Directions:
Images excluded, repeat each entry below exactly.

Available data:
____
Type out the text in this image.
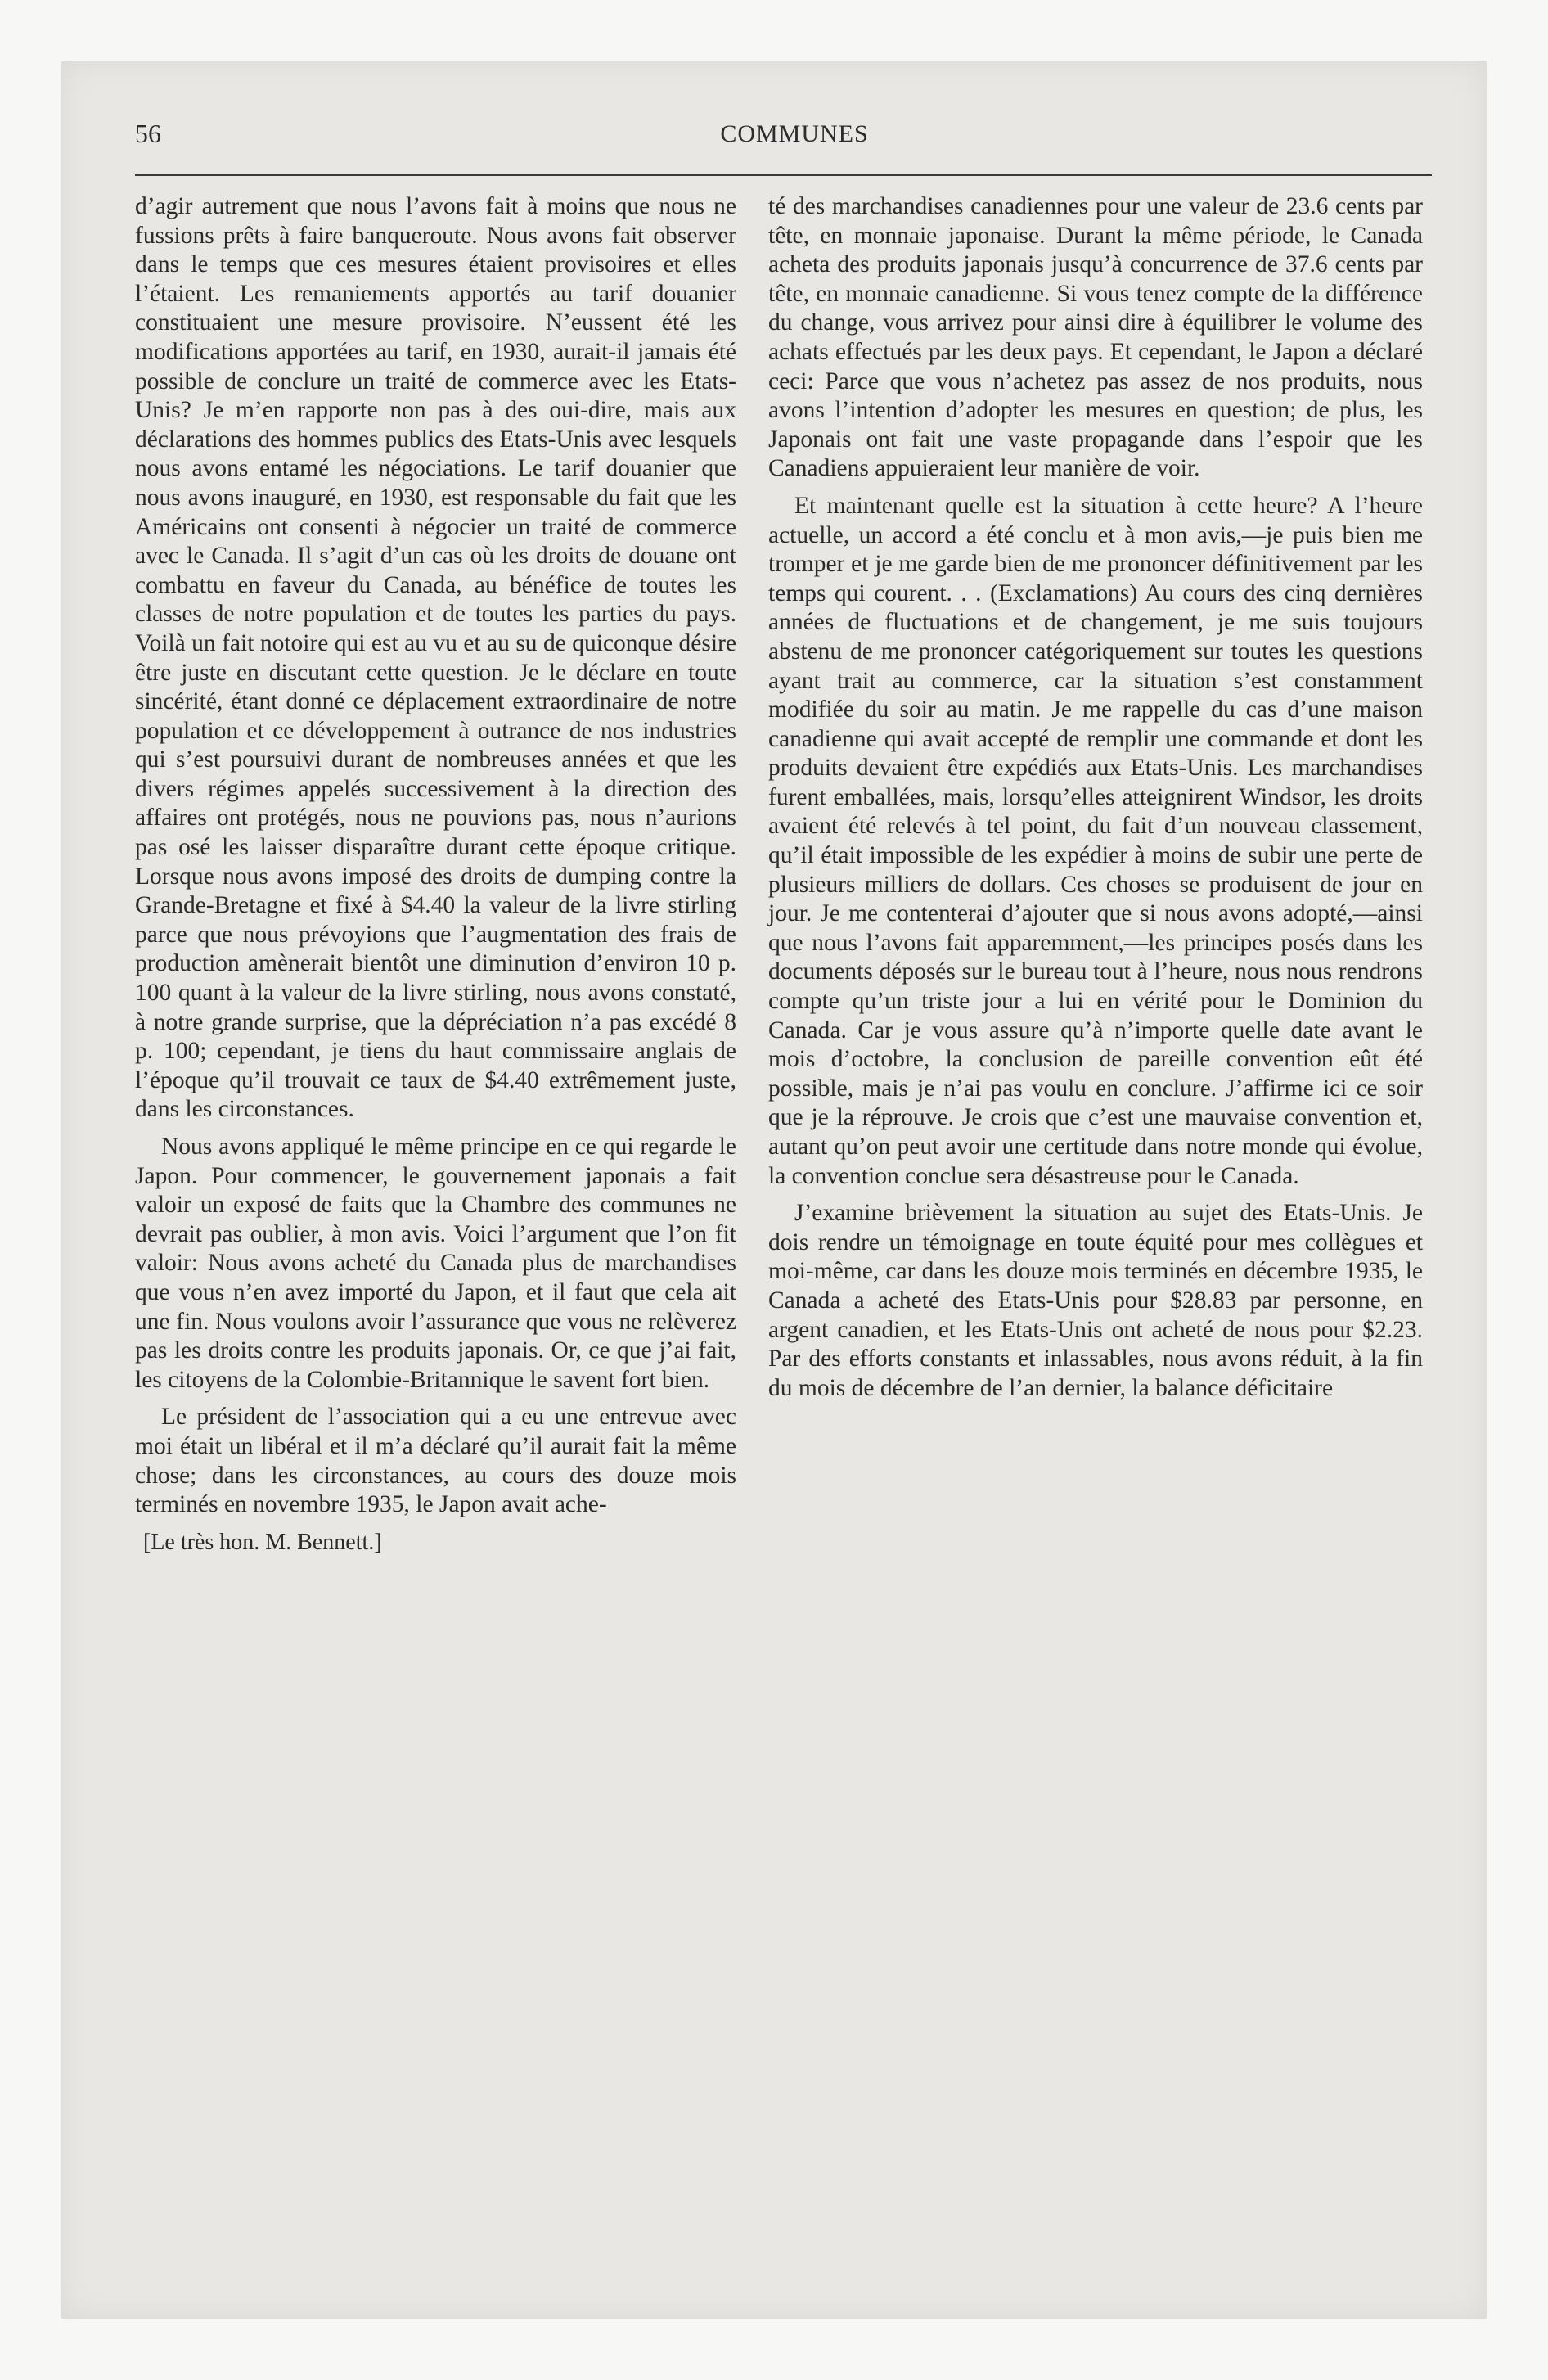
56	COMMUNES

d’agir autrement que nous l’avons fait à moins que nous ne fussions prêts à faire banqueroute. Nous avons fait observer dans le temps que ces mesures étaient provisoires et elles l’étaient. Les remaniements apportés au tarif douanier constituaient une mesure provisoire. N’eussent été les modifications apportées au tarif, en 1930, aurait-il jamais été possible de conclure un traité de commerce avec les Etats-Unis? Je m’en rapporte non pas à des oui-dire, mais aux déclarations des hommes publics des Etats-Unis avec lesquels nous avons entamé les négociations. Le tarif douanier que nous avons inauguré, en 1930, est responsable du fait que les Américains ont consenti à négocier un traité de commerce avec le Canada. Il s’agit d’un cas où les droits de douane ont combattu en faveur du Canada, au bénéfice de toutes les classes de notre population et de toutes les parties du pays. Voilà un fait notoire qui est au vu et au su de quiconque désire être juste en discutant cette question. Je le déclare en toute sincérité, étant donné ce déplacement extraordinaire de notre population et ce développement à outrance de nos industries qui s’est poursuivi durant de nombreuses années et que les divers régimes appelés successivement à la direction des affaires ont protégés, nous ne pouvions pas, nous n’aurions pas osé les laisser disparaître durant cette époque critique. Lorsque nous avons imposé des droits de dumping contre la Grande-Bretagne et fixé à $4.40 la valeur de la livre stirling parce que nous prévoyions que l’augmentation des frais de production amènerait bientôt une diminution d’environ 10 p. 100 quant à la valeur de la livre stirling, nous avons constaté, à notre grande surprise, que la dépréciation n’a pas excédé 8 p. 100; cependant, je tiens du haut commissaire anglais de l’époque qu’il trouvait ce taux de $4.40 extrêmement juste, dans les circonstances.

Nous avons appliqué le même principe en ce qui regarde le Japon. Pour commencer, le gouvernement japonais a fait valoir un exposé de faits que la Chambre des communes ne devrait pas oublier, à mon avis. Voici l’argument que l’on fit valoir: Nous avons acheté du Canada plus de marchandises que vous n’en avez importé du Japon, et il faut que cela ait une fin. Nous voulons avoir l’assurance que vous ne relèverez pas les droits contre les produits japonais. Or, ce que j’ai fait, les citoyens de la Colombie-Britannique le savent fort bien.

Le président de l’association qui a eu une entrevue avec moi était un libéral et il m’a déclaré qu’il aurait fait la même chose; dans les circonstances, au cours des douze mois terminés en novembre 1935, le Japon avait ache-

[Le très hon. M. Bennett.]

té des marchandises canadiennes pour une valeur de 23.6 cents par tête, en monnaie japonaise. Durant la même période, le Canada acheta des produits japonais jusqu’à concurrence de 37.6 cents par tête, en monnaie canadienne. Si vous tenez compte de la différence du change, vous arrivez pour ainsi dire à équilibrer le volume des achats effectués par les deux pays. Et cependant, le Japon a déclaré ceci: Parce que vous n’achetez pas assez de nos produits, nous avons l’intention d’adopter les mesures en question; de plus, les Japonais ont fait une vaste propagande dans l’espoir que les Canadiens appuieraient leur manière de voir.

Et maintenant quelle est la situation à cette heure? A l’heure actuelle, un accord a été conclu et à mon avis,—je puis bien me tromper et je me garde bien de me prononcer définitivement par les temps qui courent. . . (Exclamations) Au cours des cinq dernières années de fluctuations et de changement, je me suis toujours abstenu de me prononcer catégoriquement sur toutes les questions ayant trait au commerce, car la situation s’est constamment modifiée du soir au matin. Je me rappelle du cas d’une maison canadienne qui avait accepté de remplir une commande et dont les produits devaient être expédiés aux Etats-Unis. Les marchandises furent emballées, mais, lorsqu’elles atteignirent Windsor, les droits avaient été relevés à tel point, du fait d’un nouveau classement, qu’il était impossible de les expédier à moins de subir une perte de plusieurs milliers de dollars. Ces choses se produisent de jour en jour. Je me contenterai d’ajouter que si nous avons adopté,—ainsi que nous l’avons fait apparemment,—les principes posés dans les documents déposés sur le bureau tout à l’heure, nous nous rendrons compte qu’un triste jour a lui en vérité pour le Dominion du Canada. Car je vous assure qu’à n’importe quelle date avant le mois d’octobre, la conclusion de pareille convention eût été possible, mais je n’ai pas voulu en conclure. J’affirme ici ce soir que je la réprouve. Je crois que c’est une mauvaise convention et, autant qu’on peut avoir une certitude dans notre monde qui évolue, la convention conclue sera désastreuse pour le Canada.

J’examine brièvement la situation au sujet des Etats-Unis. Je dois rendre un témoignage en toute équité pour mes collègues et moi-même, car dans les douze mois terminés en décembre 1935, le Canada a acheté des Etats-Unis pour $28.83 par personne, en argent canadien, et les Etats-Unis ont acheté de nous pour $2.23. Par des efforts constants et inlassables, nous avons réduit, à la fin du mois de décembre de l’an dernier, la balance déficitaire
____
In response:
Type out the text in this image.
56	COMMUNES

d’agir autrement que nous l’avons fait à moins que nous ne fussions prêts à faire banqueroute. Nous avons fait observer dans le temps que ces mesures étaient provisoires et elles l’étaient. Les remaniements apportés au tarif douanier constituaient une mesure provisoire. N’eussent été les modifications apportées au tarif, en 1930, aurait-il jamais été possible de conclure un traité de commerce avec les Etats-Unis? Je m’en rapporte non pas à des oui-dire, mais aux déclarations des hommes publics des Etats-Unis avec lesquels nous avons entamé les négociations. Le tarif douanier que nous avons inauguré, en 1930, est responsable du fait que les Américains ont consenti à négocier un traité de commerce avec le Canada. Il s’agit d’un cas où les droits de douane ont combattu en faveur du Canada, au bénéfice de toutes les classes de notre population et de toutes les parties du pays. Voilà un fait notoire qui est au vu et au su de quiconque désire être juste en discutant cette question. Je le déclare en toute sincérité, étant donné ce déplacement extraordinaire de notre population et ce développement à outrance de nos industries qui s’est poursuivi durant de nombreuses années et que les divers régimes appelés successivement à la direction des affaires ont protégés, nous ne pouvions pas, nous n’aurions pas osé les laisser disparaître durant cette époque critique. Lorsque nous avons imposé des droits de dumping contre la Grande-Bretagne et fixé à $4.40 la valeur de la livre stirling parce que nous prévoyions que l’augmentation des frais de production amènerait bientôt une diminution d’environ 10 p. 100 quant à la valeur de la livre stirling, nous avons constaté, à notre grande surprise, que la dépréciation n’a pas excédé 8 p. 100; cependant, je tiens du haut commissaire anglais de l’époque qu’il trouvait ce taux de $4.40 extrêmement juste, dans les circonstances.

Nous avons appliqué le même principe en ce qui regarde le Japon. Pour commencer, le gouvernement japonais a fait valoir un exposé de faits que la Chambre des communes ne devrait pas oublier, à mon avis. Voici l’argument que l’on fit valoir: Nous avons acheté du Canada plus de marchandises que vous n’en avez importé du Japon, et il faut que cela ait une fin. Nous voulons avoir l’assurance que vous ne relèverez pas les droits contre les produits japonais. Or, ce que j’ai fait, les citoyens de la Colombie-Britannique le savent fort bien.

Le président de l’association qui a eu une entrevue avec moi était un libéral et il m’a déclaré qu’il aurait fait la même chose; dans les circonstances, au cours des douze mois terminés en novembre 1935, le Japon avait ache-

[Le très hon. M. Bennett.]

té des marchandises canadiennes pour une valeur de 23.6 cents par tête, en monnaie japonaise. Durant la même période, le Canada acheta des produits japonais jusqu’à concurrence de 37.6 cents par tête, en monnaie canadienne. Si vous tenez compte de la différence du change, vous arrivez pour ainsi dire à équilibrer le volume des achats effectués par les deux pays. Et cependant, le Japon a déclaré ceci: Parce que vous n’achetez pas assez de nos produits, nous avons l’intention d’adopter les mesures en question; de plus, les Japonais ont fait une vaste propagande dans l’espoir que les Canadiens appuieraient leur manière de voir.

Et maintenant quelle est la situation à cette heure? A l’heure actuelle, un accord a été conclu et à mon avis,—je puis bien me tromper et je me garde bien de me prononcer définitivement par les temps qui courent. . . (Exclamations) Au cours des cinq dernières années de fluctuations et de changement, je me suis toujours abstenu de me prononcer catégoriquement sur toutes les questions ayant trait au commerce, car la situation s’est constamment modifiée du soir au matin. Je me rappelle du cas d’une maison canadienne qui avait accepté de remplir une commande et dont les produits devaient être expédiés aux Etats-Unis. Les marchandises furent emballées, mais, lorsqu’elles atteignirent Windsor, les droits avaient été relevés à tel point, du fait d’un nouveau classement, qu’il était impossible de les expédier à moins de subir une perte de plusieurs milliers de dollars. Ces choses se produisent de jour en jour. Je me contenterai d’ajouter que si nous avons adopté,—ainsi que nous l’avons fait apparemment,—les principes posés dans les documents déposés sur le bureau tout à l’heure, nous nous rendrons compte qu’un triste jour a lui en vérité pour le Dominion du Canada. Car je vous assure qu’à n’importe quelle date avant le mois d’octobre, la conclusion de pareille convention eût été possible, mais je n’ai pas voulu en conclure. J’affirme ici ce soir que je la réprouve. Je crois que c’est une mauvaise convention et, autant qu’on peut avoir une certitude dans notre monde qui évolue, la convention conclue sera désastreuse pour le Canada.

J’examine brièvement la situation au sujet des Etats-Unis. Je dois rendre un témoignage en toute équité pour mes collègues et moi-même, car dans les douze mois terminés en décembre 1935, le Canada a acheté des Etats-Unis pour $28.83 par personne, en argent canadien, et les Etats-Unis ont acheté de nous pour $2.23. Par des efforts constants et inlassables, nous avons réduit, à la fin du mois de décembre de l’an dernier, la balance déficitaire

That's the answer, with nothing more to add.